■ **本文抜粋**
世界各国の中央銀行は、金融政策を緩和強化に舵を切り、金融政策面から景気を下支えすることを決めました。

同時に政府は、大規模な財政出動政策を検討、大規模な予算を組んで、融資条件緩和、現在の融資猶予措置、減税措置などを講じることを発表しています。

緊急の、かつ急激な経済悪化に対する対応としては


     金融政策 + 財政政策


をセットで打ち出すことが重要です。

また、経済悪化の進行や度合いによってですが、


     緊急 + 大規模 


に行い、さらに


     ターゲット明確化


にすることで、その効果の最大化を目指します。

これらをトップリーダーがメッセージとして発することで、マインドを改善することができます。

     景気の「気」は空気の「気」

と言われています。

とにかく国の雰囲気・ムードを変えるメッセージを、お金を司る中央銀行と、それを潤滑させる仕組みを作る政府が強く発することが大事なのです。
 

特筆すべきは、英国ジョンソン首相は、英国では水際で感染を止めることはあきらめ、今後国民に痛みを伴う感染が増えることはあきらめてもらうが、そのピークはできるだけ先送りさせることを明言しました。

異例の表現ですが、現実的なのかもしれません。英国国民に、新型コロナウイルス耐性を高めてもらおうというようにも見えますね。

嫌われることを恐れずに現実的な対応を取っている...とも言えます。

 

欧州(EU)も英国も米国も、それぞれ利下げなり金融緩和政策強化なり、銀行への積極融資なりで、とにかく資金供給をスムーズに大規模に行うことを表明しました。

■ **提供資料**
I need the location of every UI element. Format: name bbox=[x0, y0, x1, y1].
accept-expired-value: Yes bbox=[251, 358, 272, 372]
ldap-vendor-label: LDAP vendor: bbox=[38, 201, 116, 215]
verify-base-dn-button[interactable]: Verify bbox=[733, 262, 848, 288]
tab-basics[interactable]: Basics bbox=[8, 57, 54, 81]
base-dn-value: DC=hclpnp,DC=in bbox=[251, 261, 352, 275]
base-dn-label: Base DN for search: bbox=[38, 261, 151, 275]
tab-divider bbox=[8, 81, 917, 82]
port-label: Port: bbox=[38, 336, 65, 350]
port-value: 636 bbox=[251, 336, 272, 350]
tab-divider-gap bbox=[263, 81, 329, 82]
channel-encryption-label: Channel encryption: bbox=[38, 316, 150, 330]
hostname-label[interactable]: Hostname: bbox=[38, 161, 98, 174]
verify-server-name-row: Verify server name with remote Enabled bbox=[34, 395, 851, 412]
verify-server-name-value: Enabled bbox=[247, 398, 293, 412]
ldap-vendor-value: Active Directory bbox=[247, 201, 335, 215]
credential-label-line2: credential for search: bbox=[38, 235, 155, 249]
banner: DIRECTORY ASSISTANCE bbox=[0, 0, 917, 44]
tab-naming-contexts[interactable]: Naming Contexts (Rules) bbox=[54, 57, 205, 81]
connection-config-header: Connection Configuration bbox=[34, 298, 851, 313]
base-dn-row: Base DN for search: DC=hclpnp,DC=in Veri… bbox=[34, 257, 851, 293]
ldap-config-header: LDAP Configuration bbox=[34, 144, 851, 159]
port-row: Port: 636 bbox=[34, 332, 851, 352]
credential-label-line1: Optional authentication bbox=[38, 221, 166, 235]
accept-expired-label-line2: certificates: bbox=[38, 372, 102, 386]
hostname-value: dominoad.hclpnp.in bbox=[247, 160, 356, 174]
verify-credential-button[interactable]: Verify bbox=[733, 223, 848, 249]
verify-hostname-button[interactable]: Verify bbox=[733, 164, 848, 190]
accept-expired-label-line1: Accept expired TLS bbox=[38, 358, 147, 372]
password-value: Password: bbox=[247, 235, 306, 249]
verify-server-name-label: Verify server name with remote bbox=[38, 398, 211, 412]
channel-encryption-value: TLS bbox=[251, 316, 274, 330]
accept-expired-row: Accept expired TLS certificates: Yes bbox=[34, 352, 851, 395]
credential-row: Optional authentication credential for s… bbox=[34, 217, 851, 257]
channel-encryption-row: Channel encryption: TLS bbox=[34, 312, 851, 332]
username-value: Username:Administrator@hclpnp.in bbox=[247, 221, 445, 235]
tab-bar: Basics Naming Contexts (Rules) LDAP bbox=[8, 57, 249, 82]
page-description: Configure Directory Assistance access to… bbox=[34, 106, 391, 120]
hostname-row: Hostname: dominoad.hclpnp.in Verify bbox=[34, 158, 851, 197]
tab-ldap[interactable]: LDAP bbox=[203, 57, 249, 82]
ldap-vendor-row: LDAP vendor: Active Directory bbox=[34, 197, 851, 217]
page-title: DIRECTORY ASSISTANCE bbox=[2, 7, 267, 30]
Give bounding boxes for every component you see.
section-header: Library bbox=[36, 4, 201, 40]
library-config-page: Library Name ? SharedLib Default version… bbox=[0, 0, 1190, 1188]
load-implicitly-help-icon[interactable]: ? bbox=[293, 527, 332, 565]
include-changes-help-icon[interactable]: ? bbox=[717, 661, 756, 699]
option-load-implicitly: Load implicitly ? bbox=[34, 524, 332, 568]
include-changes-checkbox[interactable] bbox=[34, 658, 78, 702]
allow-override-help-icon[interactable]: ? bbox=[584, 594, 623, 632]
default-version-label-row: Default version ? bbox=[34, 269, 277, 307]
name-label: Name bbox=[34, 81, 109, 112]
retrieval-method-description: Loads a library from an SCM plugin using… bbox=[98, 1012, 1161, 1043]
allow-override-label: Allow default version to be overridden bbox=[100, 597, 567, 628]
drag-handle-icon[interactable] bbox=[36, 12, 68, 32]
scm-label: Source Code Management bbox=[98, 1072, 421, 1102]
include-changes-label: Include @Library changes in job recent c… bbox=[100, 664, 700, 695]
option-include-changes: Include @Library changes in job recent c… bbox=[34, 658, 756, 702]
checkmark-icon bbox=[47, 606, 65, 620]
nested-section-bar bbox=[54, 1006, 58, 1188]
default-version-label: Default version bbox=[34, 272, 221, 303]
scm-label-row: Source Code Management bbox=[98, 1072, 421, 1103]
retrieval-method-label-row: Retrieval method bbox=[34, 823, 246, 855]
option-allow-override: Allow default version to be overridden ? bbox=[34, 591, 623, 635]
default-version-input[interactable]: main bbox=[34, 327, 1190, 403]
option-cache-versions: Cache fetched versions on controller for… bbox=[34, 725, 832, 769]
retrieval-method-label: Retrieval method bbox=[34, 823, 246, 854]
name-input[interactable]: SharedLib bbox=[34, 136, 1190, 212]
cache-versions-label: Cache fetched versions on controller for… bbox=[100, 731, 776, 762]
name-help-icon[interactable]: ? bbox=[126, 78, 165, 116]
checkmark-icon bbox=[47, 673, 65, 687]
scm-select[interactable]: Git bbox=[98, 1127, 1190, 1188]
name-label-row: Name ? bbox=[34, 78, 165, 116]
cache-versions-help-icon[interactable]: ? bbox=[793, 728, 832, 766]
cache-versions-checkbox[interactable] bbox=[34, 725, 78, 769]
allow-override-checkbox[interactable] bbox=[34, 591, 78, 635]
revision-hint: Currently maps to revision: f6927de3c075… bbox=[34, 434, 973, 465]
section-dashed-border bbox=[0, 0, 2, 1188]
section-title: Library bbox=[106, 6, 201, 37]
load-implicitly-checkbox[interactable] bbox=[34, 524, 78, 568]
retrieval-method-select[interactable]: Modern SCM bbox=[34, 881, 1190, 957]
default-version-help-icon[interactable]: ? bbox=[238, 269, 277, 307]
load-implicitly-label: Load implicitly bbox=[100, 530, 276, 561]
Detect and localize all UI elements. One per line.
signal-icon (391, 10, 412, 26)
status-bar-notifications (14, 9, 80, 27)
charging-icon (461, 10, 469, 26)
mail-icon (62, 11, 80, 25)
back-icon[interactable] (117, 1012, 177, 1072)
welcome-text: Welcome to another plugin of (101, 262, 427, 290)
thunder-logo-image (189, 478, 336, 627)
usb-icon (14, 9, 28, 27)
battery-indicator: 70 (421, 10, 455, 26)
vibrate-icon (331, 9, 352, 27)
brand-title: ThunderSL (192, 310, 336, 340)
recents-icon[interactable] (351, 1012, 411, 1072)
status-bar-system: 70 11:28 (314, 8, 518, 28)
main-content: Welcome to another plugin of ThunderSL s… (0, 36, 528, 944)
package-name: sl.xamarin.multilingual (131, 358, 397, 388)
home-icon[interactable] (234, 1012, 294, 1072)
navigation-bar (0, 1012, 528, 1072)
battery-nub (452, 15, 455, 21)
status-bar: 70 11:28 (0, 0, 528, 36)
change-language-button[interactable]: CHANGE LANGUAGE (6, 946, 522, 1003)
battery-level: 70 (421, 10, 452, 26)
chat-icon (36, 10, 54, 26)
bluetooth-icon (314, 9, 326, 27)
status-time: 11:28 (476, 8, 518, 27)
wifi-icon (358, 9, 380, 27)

■ **課題の指示**
(1) 経済対策についての本文によると、景気の「気」は何の「気」だと言われていますか。
(2) 経済対策についての本文から、「世界各国の中央銀行は、金融政」を含む語句で始まり「をセットで打ち出すことが重要です。」で終わる部分を、一字も変えずに抜き出してください。
(3) 経済対策についての本文の最後の文に続けて、その先の文章を書き足してください。
資料は本文とは別個のものです。

■ **課題の解答**
(1) 空気の「気」です。

(2)
世界各国の中央銀行は、金融政策を緩和強化に舵を切り、金融政策面から景気を下支えすることを決めました。

同時に政府は、大規模な財政出動政策を検討、大規模な予算を組んで、融資条件緩和、現在の融資猶予措置、減税措置などを講じることを発表しています。

緊急の、かつ急激な経済悪化に対する対応としては


     金融政策 + 財政政策


をセットで打ち出すことが重要です。

(3)
これに伴い、各国政府は、大規模な財政出動政策を打ち出してきています。

それは議会審議が伴うもので、女王や大統領署名を必要とするでしょうが、減税を含め、融資条件緩和、及び現在の融資の返済猶予(米国では学生ローンなど)など、国民の生活に直結するような政策に、財政をつぎ込むことを検討し、随時発表してきていますし、今後も、必要に応じて、政策は検討されていくようで、その都度、その国のリーダーが国民に向けて、具体的な政策内容を説明するという、とにかく「気」を変えることに尽力しています。

新型ウイルス対策を、政治の面から支えるプロセスを、できるだけ分りやすく解説したつもりです。

実際の感染者拡大阻止に関しては、科学的側面からとなり、米国にはその専門部隊がセクションを横断できるように組まれていて、そこが渡航者制限等に措置を取っています。

それが英国では、水際防止作戦から感染拡大鈍化へと、政策を変えたというのでしょう。

さてこのプロセスにおいて、日本の対応はどうでしょう。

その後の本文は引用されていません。